◆ Data to use ◆

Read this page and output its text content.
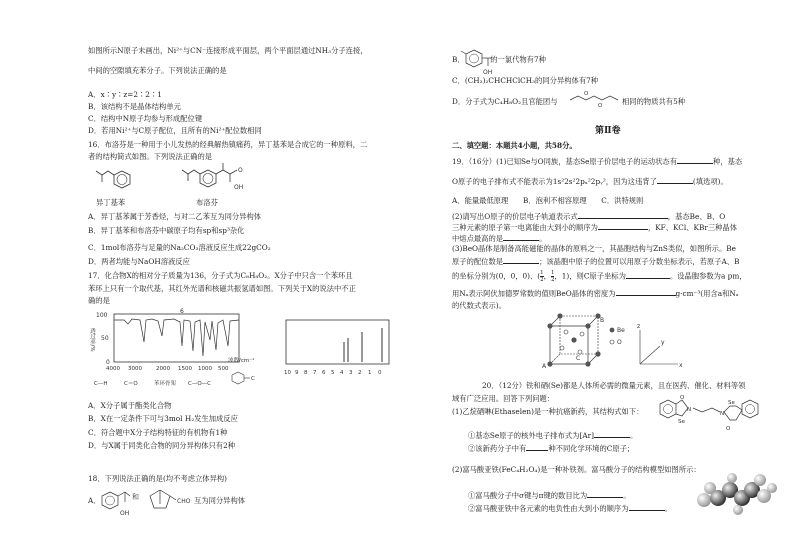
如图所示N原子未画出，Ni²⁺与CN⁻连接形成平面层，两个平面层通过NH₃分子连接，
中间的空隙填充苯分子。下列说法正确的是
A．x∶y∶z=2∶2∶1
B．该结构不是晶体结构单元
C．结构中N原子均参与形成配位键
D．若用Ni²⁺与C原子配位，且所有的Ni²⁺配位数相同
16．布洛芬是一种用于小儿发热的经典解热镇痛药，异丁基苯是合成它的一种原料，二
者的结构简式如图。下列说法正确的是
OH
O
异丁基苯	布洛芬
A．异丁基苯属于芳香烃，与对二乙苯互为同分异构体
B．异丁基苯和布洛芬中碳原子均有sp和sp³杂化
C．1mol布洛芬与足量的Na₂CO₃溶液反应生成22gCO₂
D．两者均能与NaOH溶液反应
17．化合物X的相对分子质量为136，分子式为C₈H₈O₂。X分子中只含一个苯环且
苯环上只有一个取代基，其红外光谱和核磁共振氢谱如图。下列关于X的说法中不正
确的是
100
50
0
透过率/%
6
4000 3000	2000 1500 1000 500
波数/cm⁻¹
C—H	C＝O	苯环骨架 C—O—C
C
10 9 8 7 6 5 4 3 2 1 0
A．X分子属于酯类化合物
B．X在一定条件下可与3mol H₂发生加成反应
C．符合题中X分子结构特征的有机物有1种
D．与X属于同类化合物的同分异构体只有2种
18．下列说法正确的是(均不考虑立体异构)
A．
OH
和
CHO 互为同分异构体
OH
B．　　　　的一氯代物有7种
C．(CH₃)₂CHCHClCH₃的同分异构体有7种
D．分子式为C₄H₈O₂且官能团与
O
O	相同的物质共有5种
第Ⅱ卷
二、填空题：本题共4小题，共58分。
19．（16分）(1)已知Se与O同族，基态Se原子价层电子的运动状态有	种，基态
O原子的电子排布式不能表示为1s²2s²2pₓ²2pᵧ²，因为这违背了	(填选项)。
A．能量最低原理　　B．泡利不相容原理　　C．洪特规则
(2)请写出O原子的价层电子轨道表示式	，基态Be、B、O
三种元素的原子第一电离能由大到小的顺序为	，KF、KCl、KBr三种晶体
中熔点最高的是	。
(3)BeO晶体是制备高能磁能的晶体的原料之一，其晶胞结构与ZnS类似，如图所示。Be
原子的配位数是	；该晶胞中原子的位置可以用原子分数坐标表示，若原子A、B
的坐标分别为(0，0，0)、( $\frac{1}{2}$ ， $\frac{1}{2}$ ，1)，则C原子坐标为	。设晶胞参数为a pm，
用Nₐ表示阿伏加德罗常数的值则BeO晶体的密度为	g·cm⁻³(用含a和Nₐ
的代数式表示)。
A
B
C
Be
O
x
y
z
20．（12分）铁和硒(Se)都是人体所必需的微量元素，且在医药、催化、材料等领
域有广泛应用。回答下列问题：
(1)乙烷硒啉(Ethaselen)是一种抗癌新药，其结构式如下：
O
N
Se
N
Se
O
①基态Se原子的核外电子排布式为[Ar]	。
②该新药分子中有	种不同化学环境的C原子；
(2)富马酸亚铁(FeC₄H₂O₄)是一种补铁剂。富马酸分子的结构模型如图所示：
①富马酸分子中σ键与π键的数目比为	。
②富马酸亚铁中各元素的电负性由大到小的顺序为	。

--

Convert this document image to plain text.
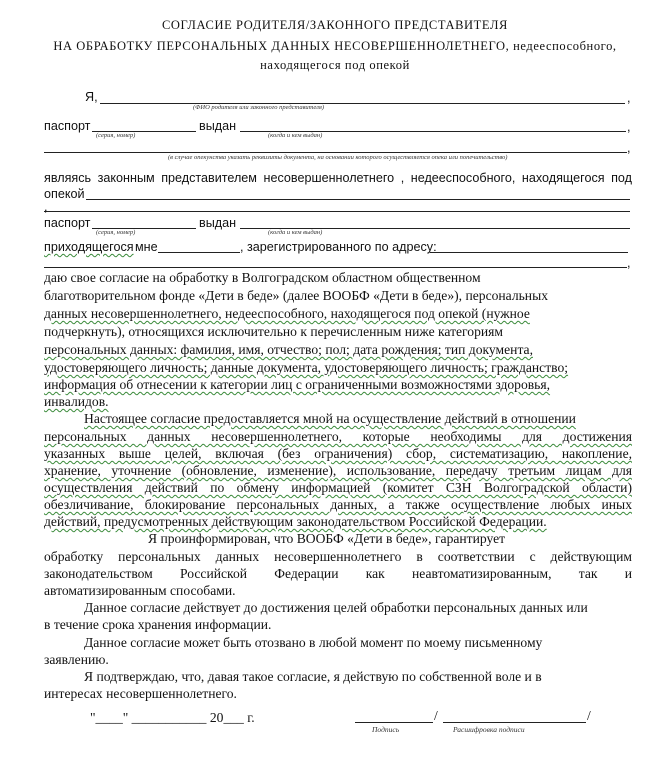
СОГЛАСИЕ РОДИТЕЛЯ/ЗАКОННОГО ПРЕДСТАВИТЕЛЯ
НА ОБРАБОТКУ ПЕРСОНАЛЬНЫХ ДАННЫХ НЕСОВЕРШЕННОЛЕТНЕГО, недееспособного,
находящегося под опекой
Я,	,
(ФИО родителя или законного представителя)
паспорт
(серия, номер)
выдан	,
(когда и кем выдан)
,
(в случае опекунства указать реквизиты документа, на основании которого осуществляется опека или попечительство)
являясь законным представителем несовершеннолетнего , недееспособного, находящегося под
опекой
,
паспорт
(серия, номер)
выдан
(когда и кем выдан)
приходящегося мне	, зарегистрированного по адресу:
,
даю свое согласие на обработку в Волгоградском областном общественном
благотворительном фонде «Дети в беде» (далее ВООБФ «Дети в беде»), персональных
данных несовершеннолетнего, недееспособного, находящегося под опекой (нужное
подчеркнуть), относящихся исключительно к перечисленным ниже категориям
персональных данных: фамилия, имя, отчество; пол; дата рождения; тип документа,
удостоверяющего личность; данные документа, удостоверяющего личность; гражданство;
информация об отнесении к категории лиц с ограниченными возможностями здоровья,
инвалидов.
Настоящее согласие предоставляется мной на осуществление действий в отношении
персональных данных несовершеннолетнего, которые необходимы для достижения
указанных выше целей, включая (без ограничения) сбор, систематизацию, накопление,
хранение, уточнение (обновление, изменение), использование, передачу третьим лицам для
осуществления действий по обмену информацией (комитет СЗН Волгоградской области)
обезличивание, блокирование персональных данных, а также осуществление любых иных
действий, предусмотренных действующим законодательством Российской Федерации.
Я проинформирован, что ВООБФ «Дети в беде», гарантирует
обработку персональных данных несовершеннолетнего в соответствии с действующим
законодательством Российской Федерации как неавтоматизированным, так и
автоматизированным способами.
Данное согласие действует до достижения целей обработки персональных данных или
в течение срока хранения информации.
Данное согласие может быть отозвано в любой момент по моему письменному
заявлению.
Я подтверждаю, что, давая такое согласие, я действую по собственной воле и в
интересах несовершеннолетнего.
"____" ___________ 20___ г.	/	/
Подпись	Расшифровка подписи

◆ The task ◆
Which lines contain "находящегося"? Show each of them.

◆ Reply to the exercise ◆
находящегося под опекой
являясь законным представителем несовершеннолетнего , недееспособного, находящегося под
данных несовершеннолетнего, недееспособного, находящегося под опекой (нужное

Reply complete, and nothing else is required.